EXERCISE DESCRIPTION -
Repeat the material below exactly, line for line.

ITEMS -
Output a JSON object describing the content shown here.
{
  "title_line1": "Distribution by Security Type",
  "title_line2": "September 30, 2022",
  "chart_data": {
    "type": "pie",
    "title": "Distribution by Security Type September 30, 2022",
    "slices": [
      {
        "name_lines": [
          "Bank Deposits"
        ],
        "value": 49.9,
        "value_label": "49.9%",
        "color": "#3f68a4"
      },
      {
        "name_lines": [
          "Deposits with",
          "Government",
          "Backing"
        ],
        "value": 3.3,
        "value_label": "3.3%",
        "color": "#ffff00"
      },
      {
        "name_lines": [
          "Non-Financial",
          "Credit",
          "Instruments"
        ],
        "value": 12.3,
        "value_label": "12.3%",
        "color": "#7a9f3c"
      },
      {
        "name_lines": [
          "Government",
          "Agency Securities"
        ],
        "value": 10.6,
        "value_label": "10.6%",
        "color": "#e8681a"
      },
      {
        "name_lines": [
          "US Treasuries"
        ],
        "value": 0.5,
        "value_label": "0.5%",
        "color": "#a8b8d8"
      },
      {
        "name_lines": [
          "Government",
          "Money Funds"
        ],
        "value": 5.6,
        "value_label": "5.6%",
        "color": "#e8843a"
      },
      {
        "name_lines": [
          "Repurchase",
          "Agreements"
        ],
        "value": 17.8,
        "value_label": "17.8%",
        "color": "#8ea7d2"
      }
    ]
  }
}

EXPECTED OUTPUT -
Output a JSON object describing the content shown here.
{
  "title_line1": "Distribution by Security Type",
  "title_line2": "September 30, 2022",
  "chart_data": {
    "type": "pie",
    "title": "Distribution by Security Type September 30, 2022",
    "slices": [
      {
        "name_lines": [
          "Bank Deposits"
        ],
        "value": 49.9,
        "value_label": "49.9%",
        "color": "#3f68a4"
      },
      {
        "name_lines": [
          "Deposits with",
          "Government",
          "Backing"
        ],
        "value": 3.3,
        "value_label": "3.3%",
        "color": "#ffff00"
      },
      {
        "name_lines": [
          "Non-Financial",
          "Credit",
          "Instruments"
        ],
        "value": 12.3,
        "value_label": "12.3%",
        "color": "#7a9f3c"
      },
      {
        "name_lines": [
          "Government",
          "Agency Securities"
        ],
        "value": 10.6,
        "value_label": "10.6%",
        "color": "#e8681a"
      },
      {
        "name_lines": [
          "US Treasuries"
        ],
        "value": 0.5,
        "value_label": "0.5%",
        "color": "#a8b8d8"
      },
      {
        "name_lines": [
          "Government",
          "Money Funds"
        ],
        "value": 5.6,
        "value_label": "5.6%",
        "color": "#e8843a"
      },
      {
        "name_lines": [
          "Repurchase",
          "Agreements"
        ],
        "value": 17.8,
        "value_label": "17.8%",
        "color": "#8ea7d2"
      }
    ]
  }
}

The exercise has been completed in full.